<<<<

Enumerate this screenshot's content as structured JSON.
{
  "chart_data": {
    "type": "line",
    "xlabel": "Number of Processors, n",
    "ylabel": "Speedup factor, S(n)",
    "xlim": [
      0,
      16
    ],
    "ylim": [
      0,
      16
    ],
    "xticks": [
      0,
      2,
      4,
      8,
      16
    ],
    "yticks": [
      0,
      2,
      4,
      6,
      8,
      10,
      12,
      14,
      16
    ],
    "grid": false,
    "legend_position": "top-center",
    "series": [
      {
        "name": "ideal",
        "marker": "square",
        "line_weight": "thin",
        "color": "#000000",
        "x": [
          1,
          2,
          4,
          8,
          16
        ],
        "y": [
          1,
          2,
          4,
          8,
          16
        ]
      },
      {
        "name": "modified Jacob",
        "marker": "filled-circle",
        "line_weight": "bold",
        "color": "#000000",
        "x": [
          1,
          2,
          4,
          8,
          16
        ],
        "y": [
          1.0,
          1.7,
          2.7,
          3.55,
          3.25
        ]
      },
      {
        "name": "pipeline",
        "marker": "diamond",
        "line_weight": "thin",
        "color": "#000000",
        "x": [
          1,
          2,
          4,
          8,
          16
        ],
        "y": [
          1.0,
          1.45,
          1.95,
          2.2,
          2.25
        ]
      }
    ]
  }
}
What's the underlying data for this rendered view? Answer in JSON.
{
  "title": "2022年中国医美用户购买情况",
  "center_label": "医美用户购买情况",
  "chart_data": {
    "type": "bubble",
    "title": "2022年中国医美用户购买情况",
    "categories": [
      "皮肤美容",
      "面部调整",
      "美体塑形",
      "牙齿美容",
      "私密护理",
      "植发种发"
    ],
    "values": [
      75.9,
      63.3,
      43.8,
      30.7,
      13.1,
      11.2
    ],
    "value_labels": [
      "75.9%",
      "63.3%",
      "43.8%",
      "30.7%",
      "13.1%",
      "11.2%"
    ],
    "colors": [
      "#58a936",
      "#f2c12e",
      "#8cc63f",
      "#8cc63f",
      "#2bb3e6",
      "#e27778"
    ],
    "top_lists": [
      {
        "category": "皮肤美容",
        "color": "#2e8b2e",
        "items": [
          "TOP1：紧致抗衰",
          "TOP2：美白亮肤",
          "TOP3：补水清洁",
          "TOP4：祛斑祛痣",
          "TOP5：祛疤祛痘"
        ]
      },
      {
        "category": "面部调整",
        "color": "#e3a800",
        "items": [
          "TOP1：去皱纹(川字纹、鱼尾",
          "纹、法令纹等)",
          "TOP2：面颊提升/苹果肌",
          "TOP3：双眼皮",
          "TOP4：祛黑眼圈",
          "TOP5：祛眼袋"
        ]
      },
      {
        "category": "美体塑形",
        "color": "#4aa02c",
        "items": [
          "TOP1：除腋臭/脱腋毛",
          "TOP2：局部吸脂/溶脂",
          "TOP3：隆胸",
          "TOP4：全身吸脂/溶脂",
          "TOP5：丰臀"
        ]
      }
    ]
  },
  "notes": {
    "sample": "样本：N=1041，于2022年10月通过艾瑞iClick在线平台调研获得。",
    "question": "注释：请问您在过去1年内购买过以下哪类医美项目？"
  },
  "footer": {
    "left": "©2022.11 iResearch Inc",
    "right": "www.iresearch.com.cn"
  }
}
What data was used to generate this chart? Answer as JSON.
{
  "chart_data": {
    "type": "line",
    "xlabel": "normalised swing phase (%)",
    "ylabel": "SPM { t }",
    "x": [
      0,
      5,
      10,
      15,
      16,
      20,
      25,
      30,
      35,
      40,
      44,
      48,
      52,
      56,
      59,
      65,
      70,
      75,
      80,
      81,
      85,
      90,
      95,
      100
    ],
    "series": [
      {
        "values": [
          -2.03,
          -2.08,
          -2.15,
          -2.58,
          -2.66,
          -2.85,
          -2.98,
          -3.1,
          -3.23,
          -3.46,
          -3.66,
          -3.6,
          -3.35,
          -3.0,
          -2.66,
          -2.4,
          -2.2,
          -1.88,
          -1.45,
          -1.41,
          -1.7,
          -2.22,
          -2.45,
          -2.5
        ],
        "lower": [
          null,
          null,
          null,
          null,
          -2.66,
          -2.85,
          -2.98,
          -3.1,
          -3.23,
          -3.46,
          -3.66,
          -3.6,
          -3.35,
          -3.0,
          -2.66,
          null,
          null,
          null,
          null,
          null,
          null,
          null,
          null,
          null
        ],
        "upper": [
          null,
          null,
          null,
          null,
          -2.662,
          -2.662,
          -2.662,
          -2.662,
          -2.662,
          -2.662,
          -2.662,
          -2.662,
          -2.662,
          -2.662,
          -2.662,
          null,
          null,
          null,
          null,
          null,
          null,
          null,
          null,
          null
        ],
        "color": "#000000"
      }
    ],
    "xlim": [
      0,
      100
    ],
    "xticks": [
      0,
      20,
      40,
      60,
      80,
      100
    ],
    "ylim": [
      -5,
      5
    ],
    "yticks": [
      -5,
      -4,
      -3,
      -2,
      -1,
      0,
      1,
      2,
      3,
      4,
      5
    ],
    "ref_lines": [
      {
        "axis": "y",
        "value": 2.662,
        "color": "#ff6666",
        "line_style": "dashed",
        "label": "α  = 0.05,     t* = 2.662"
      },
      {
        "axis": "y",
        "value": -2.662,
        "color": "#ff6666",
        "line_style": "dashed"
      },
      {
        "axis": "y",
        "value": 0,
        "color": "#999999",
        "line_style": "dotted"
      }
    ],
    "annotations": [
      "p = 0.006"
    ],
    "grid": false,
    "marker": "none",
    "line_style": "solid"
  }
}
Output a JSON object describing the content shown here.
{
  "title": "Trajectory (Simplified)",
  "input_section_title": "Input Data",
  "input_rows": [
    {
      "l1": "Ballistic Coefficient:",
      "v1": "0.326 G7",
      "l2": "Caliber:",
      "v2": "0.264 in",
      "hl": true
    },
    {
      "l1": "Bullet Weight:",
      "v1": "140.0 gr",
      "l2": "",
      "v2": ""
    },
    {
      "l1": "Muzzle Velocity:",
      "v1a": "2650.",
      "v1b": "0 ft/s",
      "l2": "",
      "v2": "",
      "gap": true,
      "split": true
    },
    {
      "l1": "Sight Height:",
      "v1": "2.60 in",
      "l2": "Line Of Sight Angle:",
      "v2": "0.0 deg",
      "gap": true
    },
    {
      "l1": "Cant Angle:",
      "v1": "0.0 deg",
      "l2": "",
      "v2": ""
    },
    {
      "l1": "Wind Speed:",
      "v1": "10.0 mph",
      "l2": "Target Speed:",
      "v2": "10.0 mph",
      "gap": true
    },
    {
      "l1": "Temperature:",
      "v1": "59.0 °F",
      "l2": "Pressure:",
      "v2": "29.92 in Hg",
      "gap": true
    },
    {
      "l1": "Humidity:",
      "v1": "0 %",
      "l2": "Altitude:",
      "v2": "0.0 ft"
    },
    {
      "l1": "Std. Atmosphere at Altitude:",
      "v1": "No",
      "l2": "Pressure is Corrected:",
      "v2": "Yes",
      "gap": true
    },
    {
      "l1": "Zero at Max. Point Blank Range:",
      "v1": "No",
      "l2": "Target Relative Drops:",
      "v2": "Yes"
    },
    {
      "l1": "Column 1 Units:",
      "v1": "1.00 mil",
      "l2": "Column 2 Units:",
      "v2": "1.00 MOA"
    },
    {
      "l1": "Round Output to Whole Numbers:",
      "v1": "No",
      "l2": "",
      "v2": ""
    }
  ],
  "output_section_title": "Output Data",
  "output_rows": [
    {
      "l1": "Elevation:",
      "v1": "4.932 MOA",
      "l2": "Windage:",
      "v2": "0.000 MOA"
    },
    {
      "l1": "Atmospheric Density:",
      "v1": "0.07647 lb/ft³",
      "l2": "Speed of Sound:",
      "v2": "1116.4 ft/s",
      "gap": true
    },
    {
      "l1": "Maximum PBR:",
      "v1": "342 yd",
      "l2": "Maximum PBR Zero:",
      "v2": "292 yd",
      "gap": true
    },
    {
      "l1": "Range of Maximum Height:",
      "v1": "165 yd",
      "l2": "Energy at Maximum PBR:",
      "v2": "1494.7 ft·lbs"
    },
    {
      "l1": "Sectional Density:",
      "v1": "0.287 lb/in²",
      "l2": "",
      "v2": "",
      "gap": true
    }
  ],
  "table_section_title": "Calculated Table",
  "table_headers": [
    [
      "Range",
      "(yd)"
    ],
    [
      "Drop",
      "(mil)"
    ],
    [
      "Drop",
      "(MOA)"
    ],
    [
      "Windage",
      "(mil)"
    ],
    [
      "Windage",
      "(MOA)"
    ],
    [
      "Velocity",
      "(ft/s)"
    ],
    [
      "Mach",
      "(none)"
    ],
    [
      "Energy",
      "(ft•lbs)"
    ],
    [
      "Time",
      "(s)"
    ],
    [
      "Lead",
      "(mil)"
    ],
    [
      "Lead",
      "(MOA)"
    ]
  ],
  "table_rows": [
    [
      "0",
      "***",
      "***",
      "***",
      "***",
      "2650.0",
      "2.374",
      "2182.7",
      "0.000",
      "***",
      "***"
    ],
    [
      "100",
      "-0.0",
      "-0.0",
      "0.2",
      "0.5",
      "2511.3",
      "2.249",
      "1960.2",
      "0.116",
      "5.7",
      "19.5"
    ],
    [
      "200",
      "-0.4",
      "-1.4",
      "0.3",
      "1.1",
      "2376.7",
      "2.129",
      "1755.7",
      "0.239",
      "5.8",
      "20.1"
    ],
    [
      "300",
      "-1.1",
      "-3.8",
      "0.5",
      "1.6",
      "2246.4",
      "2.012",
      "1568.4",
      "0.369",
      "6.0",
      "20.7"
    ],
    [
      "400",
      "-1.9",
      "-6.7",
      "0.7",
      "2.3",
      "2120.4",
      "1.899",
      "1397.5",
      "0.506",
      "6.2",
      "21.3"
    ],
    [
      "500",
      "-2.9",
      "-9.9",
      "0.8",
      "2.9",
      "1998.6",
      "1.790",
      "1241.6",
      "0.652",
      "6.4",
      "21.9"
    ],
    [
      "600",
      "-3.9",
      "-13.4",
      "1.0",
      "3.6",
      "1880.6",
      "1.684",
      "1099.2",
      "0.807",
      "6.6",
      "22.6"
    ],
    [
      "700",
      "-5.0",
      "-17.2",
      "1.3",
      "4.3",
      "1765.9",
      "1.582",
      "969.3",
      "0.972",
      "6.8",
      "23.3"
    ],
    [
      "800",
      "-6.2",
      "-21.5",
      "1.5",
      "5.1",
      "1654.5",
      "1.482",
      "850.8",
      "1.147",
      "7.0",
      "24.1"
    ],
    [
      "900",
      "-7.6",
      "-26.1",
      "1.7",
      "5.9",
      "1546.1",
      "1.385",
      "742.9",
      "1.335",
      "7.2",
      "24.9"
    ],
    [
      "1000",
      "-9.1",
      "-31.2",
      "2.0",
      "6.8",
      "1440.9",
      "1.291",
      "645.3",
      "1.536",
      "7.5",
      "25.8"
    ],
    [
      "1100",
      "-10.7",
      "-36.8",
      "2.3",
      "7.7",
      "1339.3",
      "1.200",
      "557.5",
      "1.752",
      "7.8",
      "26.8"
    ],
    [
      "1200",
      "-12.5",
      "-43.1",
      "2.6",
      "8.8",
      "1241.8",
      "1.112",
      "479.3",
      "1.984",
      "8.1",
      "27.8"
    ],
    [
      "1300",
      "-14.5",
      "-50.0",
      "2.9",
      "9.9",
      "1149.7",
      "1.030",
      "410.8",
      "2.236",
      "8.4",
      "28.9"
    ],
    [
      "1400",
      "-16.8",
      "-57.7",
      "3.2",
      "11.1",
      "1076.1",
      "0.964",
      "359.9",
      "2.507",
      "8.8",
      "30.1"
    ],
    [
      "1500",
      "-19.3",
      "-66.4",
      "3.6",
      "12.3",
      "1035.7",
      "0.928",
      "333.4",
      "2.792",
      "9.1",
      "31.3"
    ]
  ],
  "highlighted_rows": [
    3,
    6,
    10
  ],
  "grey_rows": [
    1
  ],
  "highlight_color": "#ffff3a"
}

>>>>

*Given problem*:
Identify every line where the string "xlabel" appears.

*Worked solution*:
    "xlabel": "Number of Processors, n",
    "xlabel": "normalised swing phase (%)",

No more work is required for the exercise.